>> start

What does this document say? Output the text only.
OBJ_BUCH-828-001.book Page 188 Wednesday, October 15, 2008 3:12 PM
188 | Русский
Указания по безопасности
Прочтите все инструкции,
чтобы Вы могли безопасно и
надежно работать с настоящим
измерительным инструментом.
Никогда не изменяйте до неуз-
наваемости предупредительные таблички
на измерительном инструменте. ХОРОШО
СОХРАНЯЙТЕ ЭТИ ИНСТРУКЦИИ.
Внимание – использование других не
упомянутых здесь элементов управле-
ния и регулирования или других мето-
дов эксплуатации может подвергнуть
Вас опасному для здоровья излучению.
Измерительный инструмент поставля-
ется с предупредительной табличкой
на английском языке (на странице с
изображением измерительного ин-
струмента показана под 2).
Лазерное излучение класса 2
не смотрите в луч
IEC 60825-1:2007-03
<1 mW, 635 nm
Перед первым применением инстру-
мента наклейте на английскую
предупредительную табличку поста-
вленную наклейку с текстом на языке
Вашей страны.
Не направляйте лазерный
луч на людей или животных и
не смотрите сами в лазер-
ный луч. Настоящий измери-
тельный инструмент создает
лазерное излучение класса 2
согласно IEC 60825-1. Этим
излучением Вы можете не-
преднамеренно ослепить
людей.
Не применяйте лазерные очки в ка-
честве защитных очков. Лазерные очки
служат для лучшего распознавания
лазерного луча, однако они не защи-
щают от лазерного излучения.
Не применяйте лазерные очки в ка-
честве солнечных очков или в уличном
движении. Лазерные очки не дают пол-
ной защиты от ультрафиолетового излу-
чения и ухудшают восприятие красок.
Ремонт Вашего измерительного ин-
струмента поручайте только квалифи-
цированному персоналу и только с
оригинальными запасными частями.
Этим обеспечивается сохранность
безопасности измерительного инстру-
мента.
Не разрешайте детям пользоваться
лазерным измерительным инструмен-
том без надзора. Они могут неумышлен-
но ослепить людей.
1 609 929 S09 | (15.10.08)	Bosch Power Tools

>> end

Write the complete data out, exactly as above.

What does this document say? Output the text only.
OBJ_BUCH-828-001.book Page 188 Wednesday, October 15, 2008 3:12 PM
188 | Русский
Указания по безопасности
Прочтите все инструкции,
чтобы Вы могли безопасно и
надежно работать с настоящим
измерительным инструментом.
Никогда не изменяйте до неуз-
наваемости предупредительные таблички
на измерительном инструменте. ХОРОШО
СОХРАНЯЙТЕ ЭТИ ИНСТРУКЦИИ.
Внимание – использование других не
упомянутых здесь элементов управле-
ния и регулирования или других мето-
дов эксплуатации может подвергнуть
Вас опасному для здоровья излучению.
Измерительный инструмент поставля-
ется с предупредительной табличкой
на английском языке (на странице с
изображением измерительного ин-
струмента показана под 2).
Лазерное излучение класса 2
не смотрите в луч
IEC 60825-1:2007-03
<1 mW, 635 nm
Перед первым применением инстру-
мента наклейте на английскую
предупредительную табличку поста-
вленную наклейку с текстом на языке
Вашей страны.
Не направляйте лазерный
луч на людей или животных и
не смотрите сами в лазер-
ный луч. Настоящий измери-
тельный инструмент создает
лазерное излучение класса 2
согласно IEC 60825-1. Этим
излучением Вы можете не-
преднамеренно ослепить
людей.
Не применяйте лазерные очки в ка-
честве защитных очков. Лазерные очки
служат для лучшего распознавания
лазерного луча, однако они не защи-
щают от лазерного излучения.
Не применяйте лазерные очки в ка-
честве солнечных очков или в уличном
движении. Лазерные очки не дают пол-
ной защиты от ультрафиолетового излу-
чения и ухудшают восприятие красок.
Ремонт Вашего измерительного ин-
струмента поручайте только квалифи-
цированному персоналу и только с
оригинальными запасными частями.
Этим обеспечивается сохранность
безопасности измерительного инстру-
мента.
Не разрешайте детям пользоваться
лазерным измерительным инструмен-
том без надзора. Они могут неумышлен-
но ослепить людей.
1 609 929 S09 | (15.10.08)	Bosch Power Tools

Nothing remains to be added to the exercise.